WRITTEN TASK: Pick out the lines in the listing below that contain the word "this" and copy them.

EXERCISE INPUTS:

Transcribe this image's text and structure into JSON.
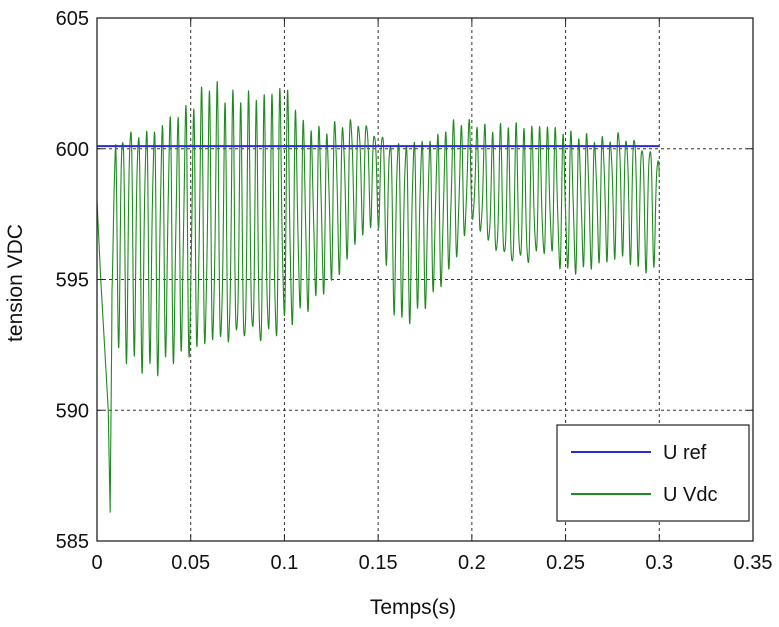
{
  "chart_data": {
    "type": "line",
    "title": "",
    "xlabel": "Temps(s)",
    "ylabel": "tension VDC",
    "xlim": [
      0,
      0.35
    ],
    "ylim": [
      585,
      605
    ],
    "xticks": [
      "0",
      "0.05",
      "0.1",
      "0.15",
      "0.2",
      "0.25",
      "0.3",
      "0.35"
    ],
    "yticks": [
      "585",
      "590",
      "595",
      "600",
      "605"
    ],
    "grid": true,
    "legend_position": "bottom-right",
    "series": [
      {
        "name": "U ref",
        "color": "#2b2bd6",
        "x": [
          0,
          0.3
        ],
        "y": [
          600.1,
          600.1
        ]
      },
      {
        "name": "U Vdc",
        "color": "#1f8a1f",
        "note_shape": "oscillating signal, period about 0.004 s",
        "x": [
          0,
          0.002,
          0.004,
          0.006,
          0.007,
          0.008,
          0.01,
          0.02,
          0.03,
          0.04,
          0.05,
          0.06,
          0.07,
          0.08,
          0.09,
          0.1,
          0.11,
          0.12,
          0.13,
          0.14,
          0.15,
          0.16,
          0.17,
          0.18,
          0.19,
          0.2,
          0.21,
          0.22,
          0.23,
          0.24,
          0.25,
          0.26,
          0.27,
          0.28,
          0.29,
          0.3
        ],
        "upper": [
          598.5,
          597.5,
          596.0,
          594.0,
          592.0,
          596.0,
          602.2,
          602.2,
          602.0,
          602.2,
          602.3,
          603.0,
          602.3,
          602.3,
          602.3,
          602.9,
          601.5,
          601.3,
          601.8,
          601.8,
          601.2,
          601.4,
          601.2,
          601.0,
          601.4,
          601.2,
          600.9,
          601.1,
          601.0,
          601.1,
          601.0,
          601.0,
          601.0,
          601.4,
          601.1,
          600.4
        ],
        "lower": [
          598.0,
          595.0,
          592.5,
          590.0,
          586.1,
          594.0,
          592.0,
          591.5,
          591.0,
          591.3,
          591.2,
          591.3,
          591.0,
          591.1,
          591.0,
          592.0,
          593.0,
          594.0,
          595.0,
          596.5,
          597.0,
          593.0,
          593.3,
          594.0,
          595.0,
          596.8,
          595.5,
          594.7,
          594.8,
          595.5,
          594.7,
          595.0,
          595.4,
          595.7,
          595.2,
          595.2
        ]
      }
    ]
  }
}
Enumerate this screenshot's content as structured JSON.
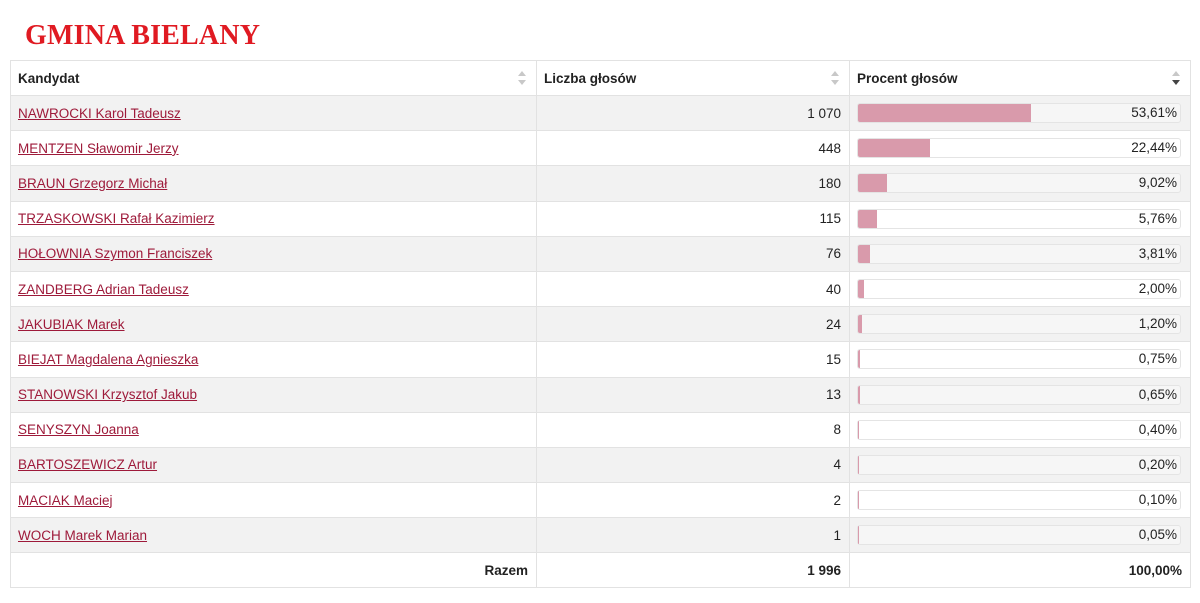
{
  "title": "GMINA BIELANY",
  "table": {
    "headers": {
      "candidate": "Kandydat",
      "votes": "Liczba głosów",
      "percent": "Procent głosów"
    },
    "sort": {
      "column": "percent",
      "direction": "desc"
    },
    "rows": [
      {
        "name": "NAWROCKI Karol Tadeusz",
        "votes": "1 070",
        "percent": "53,61%",
        "share": 53.61
      },
      {
        "name": "MENTZEN Sławomir Jerzy",
        "votes": "448",
        "percent": "22,44%",
        "share": 22.44
      },
      {
        "name": "BRAUN Grzegorz Michał",
        "votes": "180",
        "percent": "9,02%",
        "share": 9.02
      },
      {
        "name": "TRZASKOWSKI Rafał Kazimierz",
        "votes": "115",
        "percent": "5,76%",
        "share": 5.76
      },
      {
        "name": "HOŁOWNIA Szymon Franciszek",
        "votes": "76",
        "percent": "3,81%",
        "share": 3.81
      },
      {
        "name": "ZANDBERG Adrian Tadeusz",
        "votes": "40",
        "percent": "2,00%",
        "share": 2.0
      },
      {
        "name": "JAKUBIAK Marek",
        "votes": "24",
        "percent": "1,20%",
        "share": 1.2
      },
      {
        "name": "BIEJAT Magdalena Agnieszka",
        "votes": "15",
        "percent": "0,75%",
        "share": 0.75
      },
      {
        "name": "STANOWSKI Krzysztof Jakub",
        "votes": "13",
        "percent": "0,65%",
        "share": 0.65
      },
      {
        "name": "SENYSZYN Joanna",
        "votes": "8",
        "percent": "0,40%",
        "share": 0.4
      },
      {
        "name": "BARTOSZEWICZ Artur",
        "votes": "4",
        "percent": "0,20%",
        "share": 0.2
      },
      {
        "name": "MACIAK Maciej",
        "votes": "2",
        "percent": "0,10%",
        "share": 0.1
      },
      {
        "name": "WOCH Marek Marian",
        "votes": "1",
        "percent": "0,05%",
        "share": 0.05
      }
    ],
    "footer": {
      "label": "Razem",
      "votes": "1 996",
      "percent": "100,00%"
    }
  },
  "colors": {
    "title": "#e01a22",
    "link": "#9e1a3a",
    "bar": "#d99aab"
  }
}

OUTPUT OF THE TASK:
Transcribe this image's text and structure into JSON.
Enumerate this screenshot's content as structured JSON.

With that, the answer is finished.